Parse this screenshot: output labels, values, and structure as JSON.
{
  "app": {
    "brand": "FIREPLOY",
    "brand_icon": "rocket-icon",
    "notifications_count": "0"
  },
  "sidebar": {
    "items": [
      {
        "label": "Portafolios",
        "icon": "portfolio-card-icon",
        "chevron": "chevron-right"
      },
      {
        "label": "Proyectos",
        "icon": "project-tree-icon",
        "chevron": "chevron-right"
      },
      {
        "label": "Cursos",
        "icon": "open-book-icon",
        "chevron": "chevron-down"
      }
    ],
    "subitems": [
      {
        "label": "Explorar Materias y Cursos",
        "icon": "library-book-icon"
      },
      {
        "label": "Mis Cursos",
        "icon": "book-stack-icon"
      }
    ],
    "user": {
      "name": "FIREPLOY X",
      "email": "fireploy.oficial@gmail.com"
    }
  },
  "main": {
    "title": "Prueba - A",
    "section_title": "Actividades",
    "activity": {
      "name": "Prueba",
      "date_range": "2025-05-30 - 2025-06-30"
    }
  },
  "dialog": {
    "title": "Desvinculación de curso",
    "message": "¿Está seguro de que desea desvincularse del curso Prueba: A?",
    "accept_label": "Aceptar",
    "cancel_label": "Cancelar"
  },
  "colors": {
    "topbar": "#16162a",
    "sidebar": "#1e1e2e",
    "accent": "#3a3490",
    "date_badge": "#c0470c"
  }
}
────────────────────────────────────────
SET EXERCISE.
Every record should be given again exactly.

EXERCISE OUTPUT.
Parse this screenshot: output labels, values, and structure as JSON.
{
  "app": {
    "brand": "FIREPLOY",
    "brand_icon": "rocket-icon",
    "notifications_count": "0"
  },
  "sidebar": {
    "items": [
      {
        "label": "Portafolios",
        "icon": "portfolio-card-icon",
        "chevron": "chevron-right"
      },
      {
        "label": "Proyectos",
        "icon": "project-tree-icon",
        "chevron": "chevron-right"
      },
      {
        "label": "Cursos",
        "icon": "open-book-icon",
        "chevron": "chevron-down"
      }
    ],
    "subitems": [
      {
        "label": "Explorar Materias y Cursos",
        "icon": "library-book-icon"
      },
      {
        "label": "Mis Cursos",
        "icon": "book-stack-icon"
      }
    ],
    "user": {
      "name": "FIREPLOY X",
      "email": "fireploy.oficial@gmail.com"
    }
  },
  "main": {
    "title": "Prueba - A",
    "section_title": "Actividades",
    "activity": {
      "name": "Prueba",
      "date_range": "2025-05-30 - 2025-06-30"
    }
  },
  "dialog": {
    "title": "Desvinculación de curso",
    "message": "¿Está seguro de que desea desvincularse del curso Prueba: A?",
    "accept_label": "Aceptar",
    "cancel_label": "Cancelar"
  },
  "colors": {
    "topbar": "#16162a",
    "sidebar": "#1e1e2e",
    "accent": "#3a3490",
    "date_badge": "#c0470c"
  }
}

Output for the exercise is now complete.